──────── Provided data

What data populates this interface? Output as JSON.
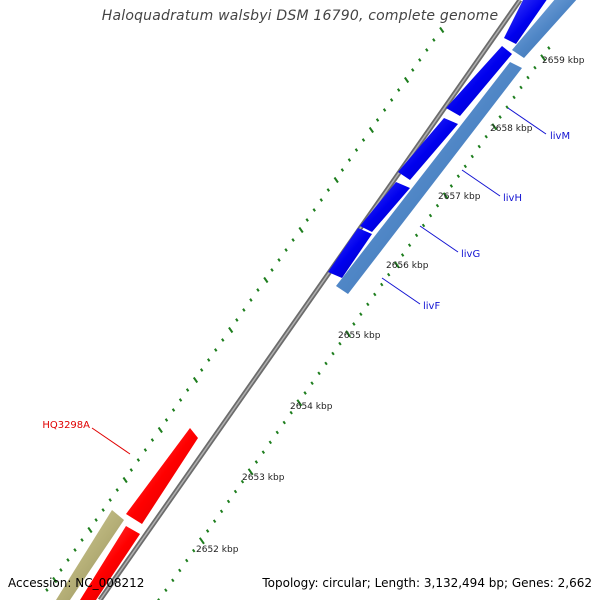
{
  "title": "Haloquadratum walsbyi DSM 16790, complete genome",
  "footer": {
    "accession": "Accession: NC_008212",
    "topology": "Topology: circular; Length: 3,132,494 bp; Genes: 2,662"
  },
  "colors": {
    "backbone": "#888888",
    "tick": "#1e7e1e",
    "forward_gene": "#0a0aff",
    "reverse_gene": "#5a8fcf",
    "red_gene": "#ff1010",
    "olive_gene": "#b8b279",
    "blue_label": "#1212d2",
    "red_label": "#e00000"
  },
  "ticks": [
    {
      "label": "2652 kbp"
    },
    {
      "label": "2653 kbp"
    },
    {
      "label": "2654 kbp"
    },
    {
      "label": "2655 kbp"
    },
    {
      "label": "2656 kbp"
    },
    {
      "label": "2657 kbp"
    },
    {
      "label": "2658 kbp"
    },
    {
      "label": "2659 kbp"
    }
  ],
  "gene_labels": [
    {
      "id": "livM",
      "text": "livM",
      "color": "blue"
    },
    {
      "id": "livH",
      "text": "livH",
      "color": "blue"
    },
    {
      "id": "livG",
      "text": "livG",
      "color": "blue"
    },
    {
      "id": "livF",
      "text": "livF",
      "color": "blue"
    },
    {
      "id": "HQ3298A",
      "text": "HQ3298A",
      "color": "red"
    }
  ]
}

────────────────

Copy the data word for word, no pictures.

Exercise response -
What data populates this interface? Output as JSON.
{
  "title": "Haloquadratum walsbyi DSM 16790, complete genome",
  "footer": {
    "accession": "Accession: NC_008212",
    "topology": "Topology: circular; Length: 3,132,494 bp; Genes: 2,662"
  },
  "colors": {
    "backbone": "#888888",
    "tick": "#1e7e1e",
    "forward_gene": "#0a0aff",
    "reverse_gene": "#5a8fcf",
    "red_gene": "#ff1010",
    "olive_gene": "#b8b279",
    "blue_label": "#1212d2",
    "red_label": "#e00000"
  },
  "ticks": [
    {
      "label": "2652 kbp"
    },
    {
      "label": "2653 kbp"
    },
    {
      "label": "2654 kbp"
    },
    {
      "label": "2655 kbp"
    },
    {
      "label": "2656 kbp"
    },
    {
      "label": "2657 kbp"
    },
    {
      "label": "2658 kbp"
    },
    {
      "label": "2659 kbp"
    }
  ],
  "gene_labels": [
    {
      "id": "livM",
      "text": "livM",
      "color": "blue"
    },
    {
      "id": "livH",
      "text": "livH",
      "color": "blue"
    },
    {
      "id": "livG",
      "text": "livG",
      "color": "blue"
    },
    {
      "id": "livF",
      "text": "livF",
      "color": "blue"
    },
    {
      "id": "HQ3298A",
      "text": "HQ3298A",
      "color": "red"
    }
  ]
}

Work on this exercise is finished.